What you need to do: Reproduce the data exactly and drop any pictures it holds.

────

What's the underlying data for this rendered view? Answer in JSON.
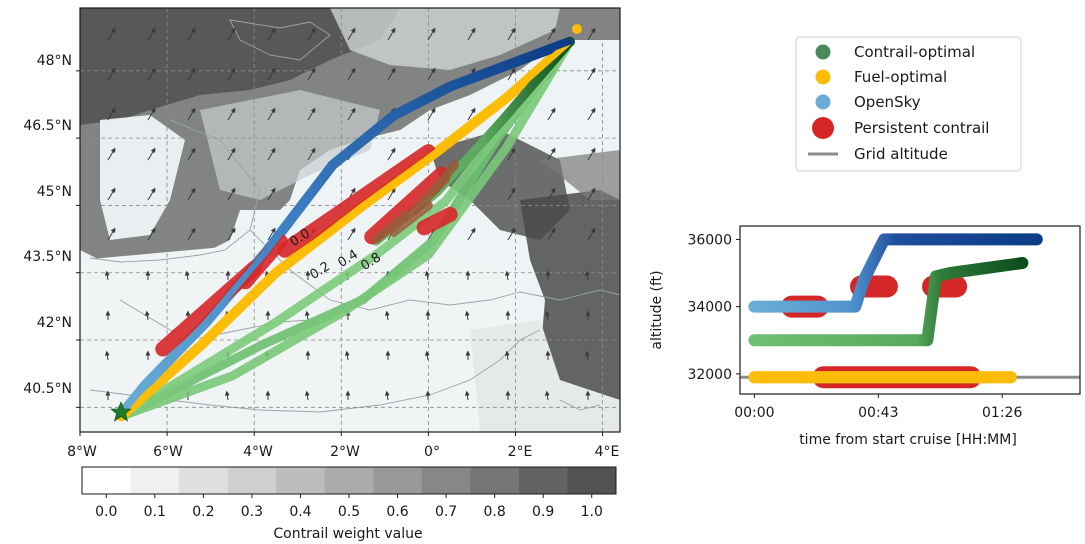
{
  "map": {
    "lon_ticks": [
      "8°W",
      "6°W",
      "4°W",
      "2°W",
      "0°",
      "2°E",
      "4°E"
    ],
    "lat_ticks": [
      "48°N",
      "46.5°N",
      "45°N",
      "43.5°N",
      "42°N",
      "40.5°N"
    ],
    "contour_labels": [
      "0.0",
      "0.2",
      "0.4",
      "0.8"
    ]
  },
  "colorbar": {
    "label": "Contrail weight value",
    "ticks": [
      "0.0",
      "0.1",
      "0.2",
      "0.3",
      "0.4",
      "0.5",
      "0.6",
      "0.7",
      "0.8",
      "0.9",
      "1.0"
    ]
  },
  "legend": {
    "items": [
      {
        "label": "Contrail-optimal",
        "color": "#4a8a5a",
        "kind": "dot"
      },
      {
        "label": "Fuel-optimal",
        "color": "#fbbd08",
        "kind": "dot"
      },
      {
        "label": "OpenSky",
        "color": "#6aaed6",
        "kind": "dot"
      },
      {
        "label": "Persistent contrail",
        "color": "#d62728",
        "kind": "bigdot"
      },
      {
        "label": "Grid altitude",
        "color": "#8c8c8c",
        "kind": "line"
      }
    ]
  },
  "chart_data": [
    {
      "type": "line",
      "title": "",
      "xlabel": "",
      "ylabel": "",
      "x_ticks": [
        "8°W",
        "6°W",
        "4°W",
        "2°W",
        "0°",
        "2°E",
        "4°E"
      ],
      "y_ticks": [
        "48°N",
        "46.5°N",
        "45°N",
        "43.5°N",
        "42°N",
        "40.5°N"
      ],
      "xlim": [
        -8.0,
        4.4
      ],
      "ylim": [
        39.95,
        49.4
      ],
      "grid": true,
      "series": [
        {
          "name": "OpenSky",
          "color": "#1f4e9c",
          "x": [
            -7.05,
            -6.5,
            -5.1,
            -3.7,
            -2.2,
            -0.8,
            0.5,
            3.25
          ],
          "y": [
            40.35,
            41.0,
            42.4,
            44.0,
            45.9,
            47.0,
            47.65,
            48.65
          ]
        },
        {
          "name": "Fuel-optimal",
          "color": "#fbbd08",
          "x": [
            -7.05,
            -5.2,
            -3.5,
            -1.5,
            0.2,
            1.8,
            3.25
          ],
          "y": [
            40.3,
            41.9,
            43.5,
            45.0,
            46.2,
            47.4,
            48.65
          ]
        },
        {
          "name": "Contrail-optimal",
          "color": "#6cc070",
          "x": [
            -7.05,
            -3.8,
            -1.5,
            0.1,
            1.6,
            3.25
          ],
          "y": [
            40.3,
            41.9,
            42.9,
            44.2,
            46.5,
            48.65
          ]
        },
        {
          "name": "Contrail-optimal",
          "color": "#79c879",
          "x": [
            -7.05,
            -4.5,
            -2.0,
            0.0,
            1.8,
            3.25
          ],
          "y": [
            40.3,
            41.2,
            42.6,
            43.9,
            46.3,
            48.65
          ]
        },
        {
          "name": "Contrail-optimal",
          "color": "#7ccb7c",
          "x": [
            -7.05,
            -3.5,
            -1.2,
            0.4,
            3.25
          ],
          "y": [
            40.3,
            42.4,
            43.9,
            45.1,
            48.65
          ]
        },
        {
          "name": "Contrail-optimal",
          "color": "#0b4d1c",
          "x": [
            -1.2,
            0.2,
            1.7,
            3.25
          ],
          "y": [
            44.2,
            45.3,
            46.9,
            48.65
          ]
        }
      ],
      "persistent_contrail_segments": [
        {
          "x": [
            -4.2,
            -3.4
          ],
          "y": [
            43.3,
            44.2
          ]
        },
        {
          "x": [
            -6.1,
            -4.0
          ],
          "y": [
            41.8,
            43.6
          ]
        },
        {
          "x": [
            -3.3,
            0.0
          ],
          "y": [
            44.0,
            46.2
          ]
        },
        {
          "x": [
            -1.3,
            0.3
          ],
          "y": [
            44.3,
            45.7
          ]
        },
        {
          "x": [
            -0.1,
            0.5
          ],
          "y": [
            44.5,
            44.8
          ]
        }
      ],
      "wind_arrows": true
    },
    {
      "type": "line",
      "title": "",
      "xlabel": "time from start cruise [HH:MM]",
      "ylabel": "altitude (ft)",
      "x_ticks": [
        "00:00",
        "00:43",
        "01:26"
      ],
      "x_tick_values": [
        0,
        43,
        86
      ],
      "y_ticks": [
        32000,
        34000,
        36000
      ],
      "xlim": [
        -5,
        113
      ],
      "ylim": [
        31400,
        36400
      ],
      "series": [
        {
          "name": "OpenSky",
          "color": "#6aaed6",
          "x": [
            0,
            35,
            38,
            45,
            98
          ],
          "y": [
            34000,
            34000,
            34800,
            36000,
            36000
          ]
        },
        {
          "name": "Fuel-optimal",
          "color": "#fbbd08",
          "x": [
            0,
            89
          ],
          "y": [
            31900,
            31900
          ]
        },
        {
          "name": "Contrail-optimal",
          "color": "#6cc070",
          "x": [
            0,
            60,
            63,
            68,
            93
          ],
          "y": [
            33000,
            33000,
            34900,
            35000,
            35300
          ]
        },
        {
          "name": "Grid altitude",
          "color": "#8c8c8c",
          "x": [
            -5,
            113
          ],
          "y": [
            31900,
            31900
          ]
        }
      ],
      "persistent_contrail": [
        {
          "x": [
            13,
            22
          ],
          "y": 34000
        },
        {
          "x": [
            37,
            46
          ],
          "y": 34600
        },
        {
          "x": [
            24,
            75
          ],
          "y": 31900
        },
        {
          "x": [
            62,
            70
          ],
          "y": 34600
        }
      ]
    }
  ]
}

────

Completed exercise:
What's the underlying data for this rendered view? Answer in JSON.
{
  "map": {
    "lon_ticks": [
      "8°W",
      "6°W",
      "4°W",
      "2°W",
      "0°",
      "2°E",
      "4°E"
    ],
    "lat_ticks": [
      "48°N",
      "46.5°N",
      "45°N",
      "43.5°N",
      "42°N",
      "40.5°N"
    ],
    "contour_labels": [
      "0.0",
      "0.2",
      "0.4",
      "0.8"
    ]
  },
  "colorbar": {
    "label": "Contrail weight value",
    "ticks": [
      "0.0",
      "0.1",
      "0.2",
      "0.3",
      "0.4",
      "0.5",
      "0.6",
      "0.7",
      "0.8",
      "0.9",
      "1.0"
    ]
  },
  "legend": {
    "items": [
      {
        "label": "Contrail-optimal",
        "color": "#4a8a5a",
        "kind": "dot"
      },
      {
        "label": "Fuel-optimal",
        "color": "#fbbd08",
        "kind": "dot"
      },
      {
        "label": "OpenSky",
        "color": "#6aaed6",
        "kind": "dot"
      },
      {
        "label": "Persistent contrail",
        "color": "#d62728",
        "kind": "bigdot"
      },
      {
        "label": "Grid altitude",
        "color": "#8c8c8c",
        "kind": "line"
      }
    ]
  },
  "chart_data": [
    {
      "type": "line",
      "title": "",
      "xlabel": "",
      "ylabel": "",
      "x_ticks": [
        "8°W",
        "6°W",
        "4°W",
        "2°W",
        "0°",
        "2°E",
        "4°E"
      ],
      "y_ticks": [
        "48°N",
        "46.5°N",
        "45°N",
        "43.5°N",
        "42°N",
        "40.5°N"
      ],
      "xlim": [
        -8.0,
        4.4
      ],
      "ylim": [
        39.95,
        49.4
      ],
      "grid": true,
      "series": [
        {
          "name": "OpenSky",
          "color": "#1f4e9c",
          "x": [
            -7.05,
            -6.5,
            -5.1,
            -3.7,
            -2.2,
            -0.8,
            0.5,
            3.25
          ],
          "y": [
            40.35,
            41.0,
            42.4,
            44.0,
            45.9,
            47.0,
            47.65,
            48.65
          ]
        },
        {
          "name": "Fuel-optimal",
          "color": "#fbbd08",
          "x": [
            -7.05,
            -5.2,
            -3.5,
            -1.5,
            0.2,
            1.8,
            3.25
          ],
          "y": [
            40.3,
            41.9,
            43.5,
            45.0,
            46.2,
            47.4,
            48.65
          ]
        },
        {
          "name": "Contrail-optimal",
          "color": "#6cc070",
          "x": [
            -7.05,
            -3.8,
            -1.5,
            0.1,
            1.6,
            3.25
          ],
          "y": [
            40.3,
            41.9,
            42.9,
            44.2,
            46.5,
            48.65
          ]
        },
        {
          "name": "Contrail-optimal",
          "color": "#79c879",
          "x": [
            -7.05,
            -4.5,
            -2.0,
            0.0,
            1.8,
            3.25
          ],
          "y": [
            40.3,
            41.2,
            42.6,
            43.9,
            46.3,
            48.65
          ]
        },
        {
          "name": "Contrail-optimal",
          "color": "#7ccb7c",
          "x": [
            -7.05,
            -3.5,
            -1.2,
            0.4,
            3.25
          ],
          "y": [
            40.3,
            42.4,
            43.9,
            45.1,
            48.65
          ]
        },
        {
          "name": "Contrail-optimal",
          "color": "#0b4d1c",
          "x": [
            -1.2,
            0.2,
            1.7,
            3.25
          ],
          "y": [
            44.2,
            45.3,
            46.9,
            48.65
          ]
        }
      ],
      "persistent_contrail_segments": [
        {
          "x": [
            -4.2,
            -3.4
          ],
          "y": [
            43.3,
            44.2
          ]
        },
        {
          "x": [
            -6.1,
            -4.0
          ],
          "y": [
            41.8,
            43.6
          ]
        },
        {
          "x": [
            -3.3,
            0.0
          ],
          "y": [
            44.0,
            46.2
          ]
        },
        {
          "x": [
            -1.3,
            0.3
          ],
          "y": [
            44.3,
            45.7
          ]
        },
        {
          "x": [
            -0.1,
            0.5
          ],
          "y": [
            44.5,
            44.8
          ]
        }
      ],
      "wind_arrows": true
    },
    {
      "type": "line",
      "title": "",
      "xlabel": "time from start cruise [HH:MM]",
      "ylabel": "altitude (ft)",
      "x_ticks": [
        "00:00",
        "00:43",
        "01:26"
      ],
      "x_tick_values": [
        0,
        43,
        86
      ],
      "y_ticks": [
        32000,
        34000,
        36000
      ],
      "xlim": [
        -5,
        113
      ],
      "ylim": [
        31400,
        36400
      ],
      "series": [
        {
          "name": "OpenSky",
          "color": "#6aaed6",
          "x": [
            0,
            35,
            38,
            45,
            98
          ],
          "y": [
            34000,
            34000,
            34800,
            36000,
            36000
          ]
        },
        {
          "name": "Fuel-optimal",
          "color": "#fbbd08",
          "x": [
            0,
            89
          ],
          "y": [
            31900,
            31900
          ]
        },
        {
          "name": "Contrail-optimal",
          "color": "#6cc070",
          "x": [
            0,
            60,
            63,
            68,
            93
          ],
          "y": [
            33000,
            33000,
            34900,
            35000,
            35300
          ]
        },
        {
          "name": "Grid altitude",
          "color": "#8c8c8c",
          "x": [
            -5,
            113
          ],
          "y": [
            31900,
            31900
          ]
        }
      ],
      "persistent_contrail": [
        {
          "x": [
            13,
            22
          ],
          "y": 34000
        },
        {
          "x": [
            37,
            46
          ],
          "y": 34600
        },
        {
          "x": [
            24,
            75
          ],
          "y": 31900
        },
        {
          "x": [
            62,
            70
          ],
          "y": 34600
        }
      ]
    }
  ]
}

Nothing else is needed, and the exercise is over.